__Do this__
The records below are split into lines. How many of those lines contain the string "What"? Reply with the number only.

--------------------

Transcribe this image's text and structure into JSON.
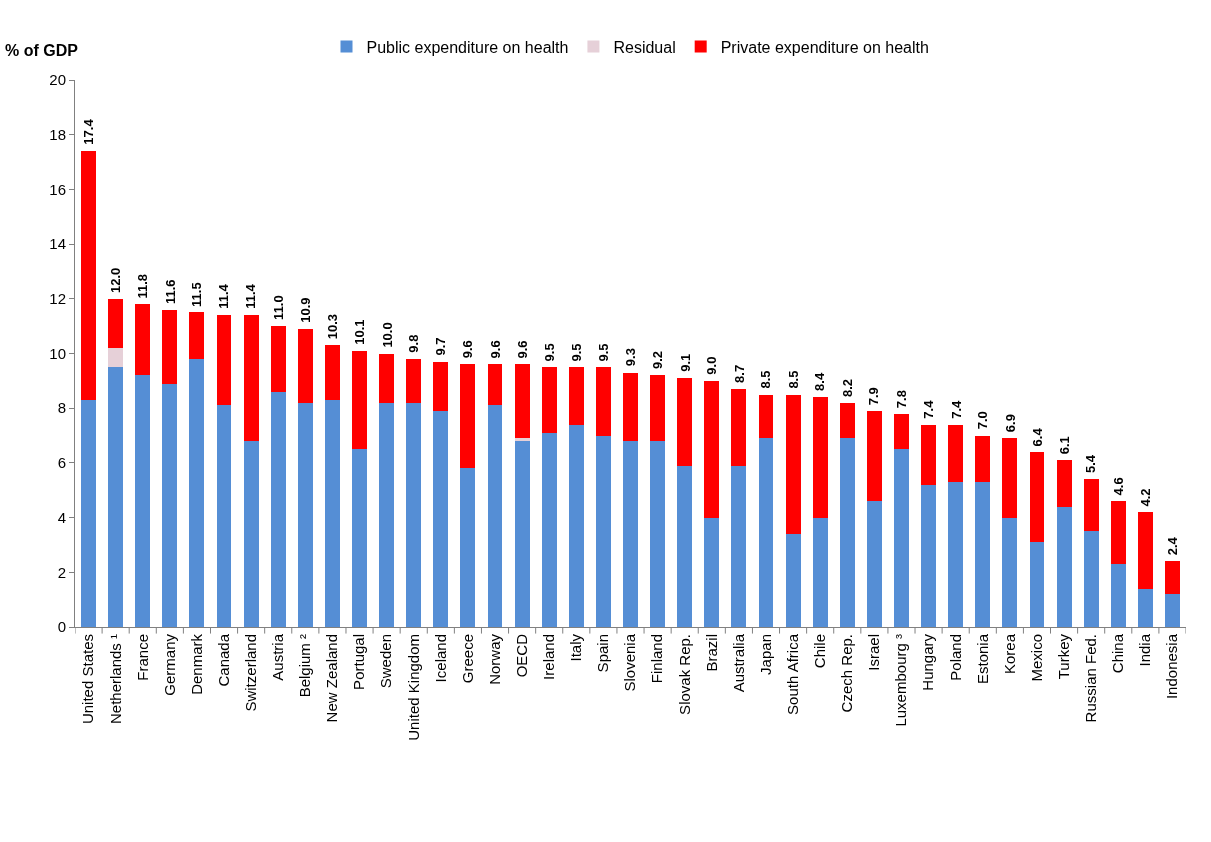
{
  "chart_data": {
    "type": "bar",
    "stacked": true,
    "ylabel": "% of GDP",
    "categories": [
      "United States",
      "Netherlands ¹",
      "France",
      "Germany",
      "Denmark",
      "Canada",
      "Switzerland",
      "Austria",
      "Belgium ²",
      "New Zealand",
      "Portugal",
      "Sweden",
      "United Kingdom",
      "Iceland",
      "Greece",
      "Norway",
      "OECD",
      "Ireland",
      "Italy",
      "Spain",
      "Slovenia",
      "Finland",
      "Slovak Rep.",
      "Brazil",
      "Australia",
      "Japan",
      "South Africa",
      "Chile",
      "Czech Rep.",
      "Israel",
      "Luxembourg ³",
      "Hungary",
      "Poland",
      "Estonia",
      "Korea",
      "Mexico",
      "Turkey",
      "Russian Fed.",
      "China",
      "India",
      "Indonesia"
    ],
    "series": [
      {
        "name": "Public expenditure on health",
        "color": "#558ed5",
        "values": [
          8.3,
          9.5,
          9.2,
          8.9,
          9.8,
          8.1,
          6.8,
          8.6,
          8.2,
          8.3,
          6.5,
          8.2,
          8.2,
          7.9,
          5.8,
          8.1,
          6.8,
          7.1,
          7.4,
          7.0,
          6.8,
          6.8,
          5.9,
          4.0,
          5.9,
          6.9,
          3.4,
          4.0,
          6.9,
          4.6,
          6.5,
          5.2,
          5.3,
          5.3,
          4.0,
          3.1,
          4.4,
          3.5,
          2.3,
          1.4,
          1.2
        ]
      },
      {
        "name": "Residual",
        "color": "#e6d0d8",
        "values": [
          null,
          0.7,
          null,
          null,
          null,
          null,
          null,
          null,
          null,
          null,
          null,
          null,
          null,
          null,
          null,
          null,
          0.1,
          null,
          null,
          null,
          null,
          null,
          null,
          null,
          null,
          null,
          null,
          null,
          null,
          null,
          null,
          null,
          null,
          null,
          null,
          null,
          null,
          null,
          null,
          null,
          null
        ]
      },
      {
        "name": "Private expenditure on health",
        "color": "#ff0000",
        "values": [
          9.1,
          1.8,
          2.6,
          2.7,
          1.7,
          3.3,
          4.6,
          2.4,
          2.7,
          2.0,
          3.6,
          1.8,
          1.6,
          1.8,
          3.8,
          1.5,
          2.7,
          2.4,
          2.1,
          2.5,
          2.5,
          2.4,
          3.2,
          5.0,
          2.8,
          1.6,
          5.1,
          4.4,
          1.3,
          3.3,
          1.3,
          2.2,
          2.1,
          1.7,
          2.9,
          3.3,
          1.7,
          1.9,
          2.3,
          2.8,
          1.2
        ]
      }
    ],
    "totals": [
      "17.4",
      "12.0",
      "11.8",
      "11.6",
      "11.5",
      "11.4",
      "11.4",
      "11.0",
      "10.9",
      "10.3",
      "10.1",
      "10.0",
      "9.8",
      "9.7",
      "9.6",
      "9.6",
      "9.6",
      "9.5",
      "9.5",
      "9.5",
      "9.3",
      "9.2",
      "9.1",
      "9.0",
      "8.7",
      "8.5",
      "8.5",
      "8.4",
      "8.2",
      "7.9",
      "7.8",
      "7.4",
      "7.4",
      "7.0",
      "6.9",
      "6.4",
      "6.1",
      "5.4",
      "4.6",
      "4.2",
      "2.4"
    ],
    "ylim": [
      0,
      20
    ],
    "yticks": [
      0,
      2,
      4,
      6,
      8,
      10,
      12,
      14,
      16,
      18,
      20
    ],
    "legend": "top"
  }
}
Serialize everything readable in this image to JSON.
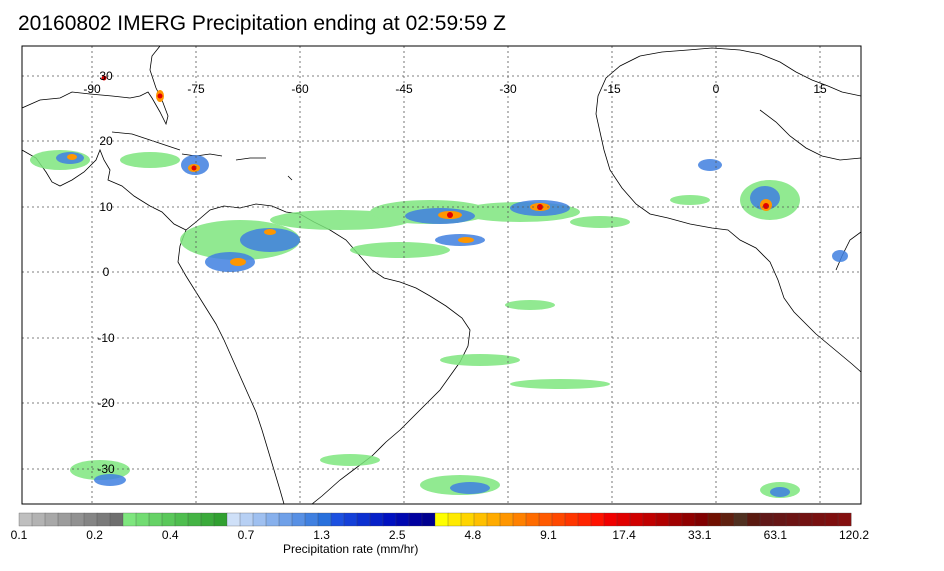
{
  "title": "20160802 IMERG Precipitation ending at 02:59:59 Z",
  "map": {
    "lon_range": [
      -100,
      20
    ],
    "lat_range": [
      -38,
      42
    ],
    "lon_ticks": [
      -90,
      -75,
      -60,
      -45,
      -30,
      -15,
      0,
      15
    ],
    "lon_tick_labels": [
      "-90",
      "-75",
      "-60",
      "-45",
      "-30",
      "-15",
      "0",
      "15"
    ],
    "lat_ticks": [
      30,
      20,
      10,
      0,
      -10,
      -20,
      -30
    ],
    "lat_tick_labels": [
      "30",
      "20",
      "10",
      "0",
      "-10",
      "-20",
      "-30"
    ],
    "gridlines": true
  },
  "colorbar": {
    "title": "Precipitation rate (mm/hr)",
    "labels": [
      "0.1",
      "0.2",
      "0.4",
      "0.7",
      "1.3",
      "2.5",
      "4.8",
      "9.1",
      "17.4",
      "33.1",
      "63.1",
      "120.2"
    ],
    "colors": [
      "#bfbfbf",
      "#b3b3b3",
      "#a8a8a8",
      "#9c9c9c",
      "#919191",
      "#858585",
      "#7a7a7a",
      "#6e6e6e",
      "#7ee67e",
      "#72dc72",
      "#66d266",
      "#5ac85a",
      "#4fbe4f",
      "#45b445",
      "#3baa3b",
      "#31a031",
      "#cfe0f8",
      "#b7d0f4",
      "#9fc0f0",
      "#87b0ec",
      "#6fa0e8",
      "#5890e4",
      "#4080e0",
      "#2870dc",
      "#1c50e0",
      "#1440d8",
      "#0c30d0",
      "#0620c8",
      "#0010c0",
      "#0008b0",
      "#0000a0",
      "#000090",
      "#ffff00",
      "#ffea00",
      "#ffd500",
      "#ffc000",
      "#ffab00",
      "#ff9600",
      "#ff8100",
      "#ff6c00",
      "#ff5a00",
      "#ff4800",
      "#ff3600",
      "#ff2400",
      "#ff1200",
      "#f00000",
      "#e00000",
      "#d00000",
      "#c00000",
      "#b00000",
      "#a00000",
      "#900000",
      "#800000",
      "#701000",
      "#602010",
      "#503020",
      "#5a1a10",
      "#601818",
      "#661616",
      "#6c1414",
      "#721212",
      "#781010",
      "#7e0e0e",
      "#841010"
    ]
  }
}
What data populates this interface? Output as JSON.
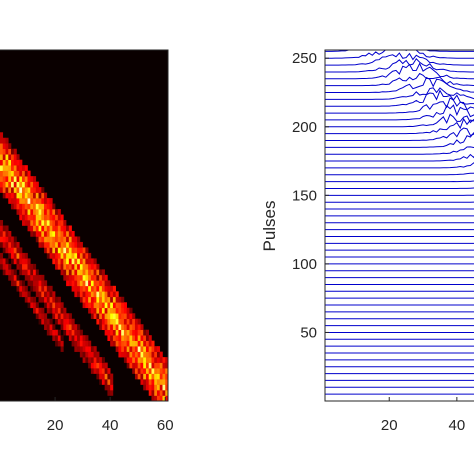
{
  "chart_data": [
    {
      "type": "heatmap",
      "title": "",
      "xlabel": "",
      "ylabel": "",
      "xlim": [
        0,
        61
      ],
      "ylim": [
        0,
        256
      ],
      "x_ticks": [
        20,
        40,
        60
      ],
      "x_tick_labels": [
        "20",
        "40",
        "60"
      ],
      "colormap": "hot",
      "background_color": "#0a0000",
      "bands": [
        {
          "name": "",
          "x_start": 0,
          "y_start": 172,
          "x_end": 61,
          "y_end": 4,
          "width": 22,
          "intensity": 0.9
        },
        {
          "name": "",
          "x_start": 0,
          "y_start": 120,
          "x_end": 40,
          "y_end": 10,
          "width": 10,
          "intensity": 0.55
        },
        {
          "name": "",
          "x_start": 0,
          "y_start": 100,
          "x_end": 22,
          "y_end": 40,
          "width": 6,
          "intensity": 0.45
        }
      ]
    },
    {
      "type": "line",
      "title": "",
      "xlabel": "",
      "ylabel": "Pulses",
      "xlim": [
        1,
        64
      ],
      "ylim": [
        0,
        256
      ],
      "x_ticks": [
        20,
        40
      ],
      "x_tick_labels": [
        "20",
        "40"
      ],
      "y_ticks": [
        50,
        100,
        150,
        200,
        250
      ],
      "y_tick_labels": [
        "50",
        "100",
        "150",
        "200",
        "250"
      ],
      "line_color": "#0000cc",
      "trace_offsets": [
        0,
        5,
        10,
        15,
        20,
        25,
        30,
        35,
        40,
        45,
        50,
        55,
        60,
        65,
        70,
        75,
        80,
        85,
        90,
        95,
        100,
        105,
        110,
        115,
        120,
        125,
        130,
        135,
        140,
        145,
        150,
        155,
        160,
        165,
        170,
        175,
        180,
        185,
        190,
        195,
        200,
        205,
        210,
        215,
        220,
        225,
        230,
        235,
        240,
        245,
        250,
        255
      ],
      "peak_start": {
        "x": 20,
        "y": 255
      },
      "peak_end": {
        "x": 64,
        "y": 140
      },
      "max_amplitude": 9
    }
  ]
}
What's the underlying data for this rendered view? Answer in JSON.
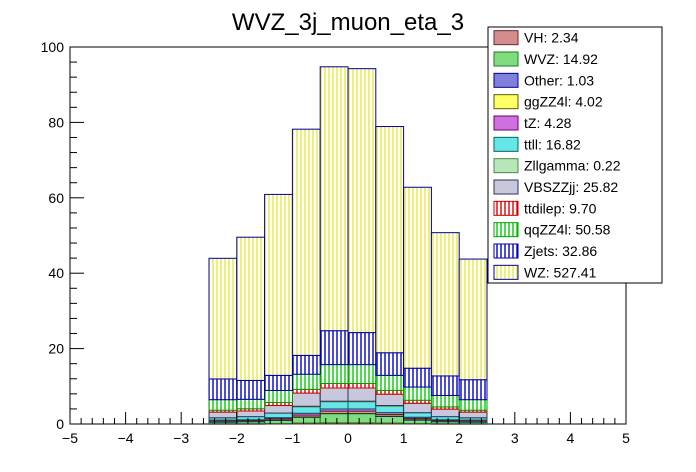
{
  "chart_data": {
    "type": "bar",
    "subtype": "stacked-histogram",
    "title": "WVZ_3j_muon_eta_3",
    "xlabel": "",
    "ylabel": "",
    "xlim": [
      -5,
      5
    ],
    "ylim": [
      0,
      100
    ],
    "xticks": [
      "−5",
      "−4",
      "−3",
      "−2",
      "−1",
      "0",
      "1",
      "2",
      "3",
      "4",
      "5"
    ],
    "yticks": [
      "0",
      "20",
      "40",
      "60",
      "80",
      "100"
    ],
    "bin_edges": [
      -2.5,
      -2.0,
      -1.5,
      -1.0,
      -0.5,
      0.0,
      0.5,
      1.0,
      1.5,
      2.0,
      2.5
    ],
    "stack_order": "bottom-to-top",
    "series": [
      {
        "name": "VH",
        "fill": "#d48c8c",
        "line": "#6b2a2a",
        "pattern": "diag-cross",
        "values": [
          0.1,
          0.1,
          0.15,
          0.25,
          0.3,
          0.3,
          0.25,
          0.15,
          0.1,
          0.1
        ]
      },
      {
        "name": "WVZ",
        "fill": "#7fdc7f",
        "line": "#1f7a1f",
        "pattern": "diag-cross",
        "values": [
          0.5,
          0.6,
          0.9,
          1.6,
          2.5,
          2.5,
          1.8,
          1.0,
          0.6,
          0.5
        ]
      },
      {
        "name": "Other",
        "fill": "#8080dc",
        "line": "#000090",
        "pattern": "diag-cross",
        "values": [
          0.05,
          0.05,
          0.05,
          0.1,
          0.1,
          0.1,
          0.1,
          0.05,
          0.05,
          0.05
        ]
      },
      {
        "name": "ggZZ4l",
        "fill": "#ffff66",
        "line": "#5a5a00",
        "pattern": "diag-cross",
        "values": [
          0.2,
          0.2,
          0.3,
          0.4,
          0.5,
          0.5,
          0.4,
          0.3,
          0.2,
          0.2
        ]
      },
      {
        "name": "tZ",
        "fill": "#d070e0",
        "line": "#6a006a",
        "pattern": "solid",
        "values": [
          0.2,
          0.2,
          0.3,
          0.5,
          0.6,
          0.6,
          0.5,
          0.3,
          0.2,
          0.2
        ]
      },
      {
        "name": "ttll",
        "fill": "#66e6e6",
        "line": "#006666",
        "pattern": "solid",
        "values": [
          0.6,
          0.8,
          1.2,
          1.8,
          2.0,
          2.0,
          1.8,
          1.2,
          0.8,
          0.6
        ]
      },
      {
        "name": "Zllgamma",
        "fill": "#b8e6b8",
        "line": "#4a8a4a",
        "pattern": "solid",
        "values": [
          0.0,
          0.0,
          0.0,
          0.05,
          0.05,
          0.05,
          0.05,
          0.0,
          0.0,
          0.0
        ]
      },
      {
        "name": "VBSZZjj",
        "fill": "#c8c8dc",
        "line": "#30305a",
        "pattern": "diag-cross",
        "values": [
          1.5,
          1.5,
          2.0,
          3.5,
          3.5,
          3.5,
          3.0,
          2.5,
          2.0,
          1.5
        ]
      },
      {
        "name": "ttdilep",
        "fill": "#ffffff",
        "line": "#cc0000",
        "pattern": "vert-lines-red",
        "values": [
          0.5,
          0.6,
          0.8,
          1.0,
          1.2,
          1.2,
          1.0,
          0.8,
          0.6,
          0.5
        ]
      },
      {
        "name": "qqZZ4l",
        "fill": "#ffffff",
        "line": "#00a000",
        "pattern": "vert-lines-green",
        "values": [
          2.8,
          2.5,
          3.2,
          4.0,
          5.0,
          5.0,
          4.0,
          3.5,
          3.0,
          2.8
        ]
      },
      {
        "name": "Zjets",
        "fill": "#ffffff",
        "line": "#000099",
        "pattern": "vert-lines-blue",
        "values": [
          5.5,
          5.0,
          4.0,
          5.0,
          9.0,
          8.5,
          6.0,
          5.0,
          5.2,
          5.3
        ]
      },
      {
        "name": "WZ",
        "fill": "#ffff99",
        "line": "#000099",
        "pattern": "vert-lines-yellow",
        "values": [
          32.0,
          38.0,
          48.0,
          60.0,
          70.0,
          70.0,
          60.0,
          48.0,
          38.0,
          32.0
        ]
      }
    ],
    "legend": {
      "placement": "top-right",
      "entries": [
        "VH: 2.34",
        "WVZ: 14.92",
        "Other: 1.03",
        "ggZZ4l: 4.02",
        "tZ: 4.28",
        "ttll: 16.82",
        "Zllgamma: 0.22",
        "VBSZZjj: 25.82",
        "ttdilep: 9.70",
        "qqZZ4l: 50.58",
        "Zjets: 32.86",
        "WZ: 527.41"
      ]
    }
  }
}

--------------------

__Output below__
2